WORK INSTRUCTIONS
Copy the data precisely, character for character, and leave out every picture.

Extracted data entries:
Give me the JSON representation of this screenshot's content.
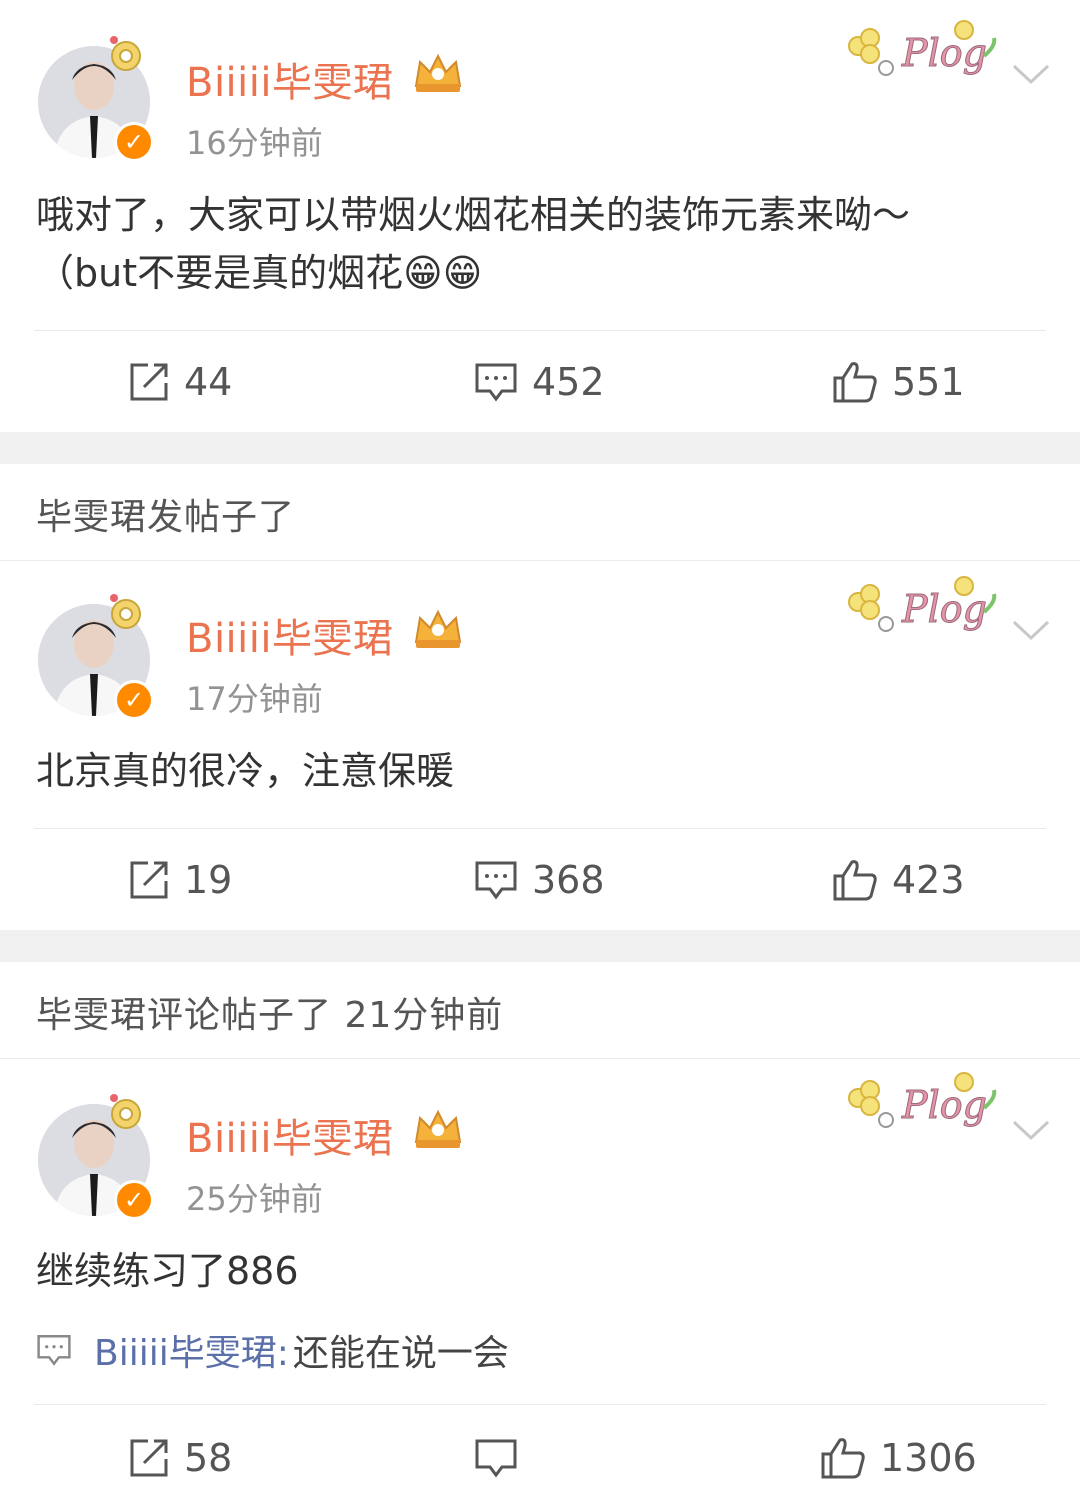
{
  "posts": [
    {
      "username": "Biiiii毕雯珺",
      "time": "16分钟前",
      "content_line1": "哦对了，大家可以带烟火烟花相关的装饰元素来呦～",
      "content_line2": "（but不要是真的烟花😁😁",
      "repost_count": "44",
      "comment_count": "452",
      "like_count": "551"
    },
    {
      "section_label": "毕雯珺发帖子了",
      "username": "Biiiii毕雯珺",
      "time": "17分钟前",
      "content_line1": "北京真的很冷，注意保暖",
      "repost_count": "19",
      "comment_count": "368",
      "like_count": "423"
    },
    {
      "section_label": "毕雯珺评论帖子了 21分钟前",
      "username": "Biiiii毕雯珺",
      "time": "25分钟前",
      "content_line1": "继续练习了886",
      "comment_user": "Biiiii毕雯珺:",
      "comment_text": "还能在说一会",
      "repost_count": "58",
      "comment_count": "",
      "like_count": "1306"
    }
  ],
  "colors": {
    "username": "#eb7350",
    "accent_orange": "#ff8a00",
    "separator": "#f0f0f0",
    "comment_user": "#5b6fa8"
  }
}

THE SOLUTION
Give me the JSON representation of this screenshot's content.
{
  "posts": [
    {
      "username": "Biiiii毕雯珺",
      "time": "16分钟前",
      "content_line1": "哦对了，大家可以带烟火烟花相关的装饰元素来呦～",
      "content_line2": "（but不要是真的烟花😁😁",
      "repost_count": "44",
      "comment_count": "452",
      "like_count": "551"
    },
    {
      "section_label": "毕雯珺发帖子了",
      "username": "Biiiii毕雯珺",
      "time": "17分钟前",
      "content_line1": "北京真的很冷，注意保暖",
      "repost_count": "19",
      "comment_count": "368",
      "like_count": "423"
    },
    {
      "section_label": "毕雯珺评论帖子了 21分钟前",
      "username": "Biiiii毕雯珺",
      "time": "25分钟前",
      "content_line1": "继续练习了886",
      "comment_user": "Biiiii毕雯珺:",
      "comment_text": "还能在说一会",
      "repost_count": "58",
      "comment_count": "",
      "like_count": "1306"
    }
  ],
  "colors": {
    "username": "#eb7350",
    "accent_orange": "#ff8a00",
    "separator": "#f0f0f0",
    "comment_user": "#5b6fa8"
  }
}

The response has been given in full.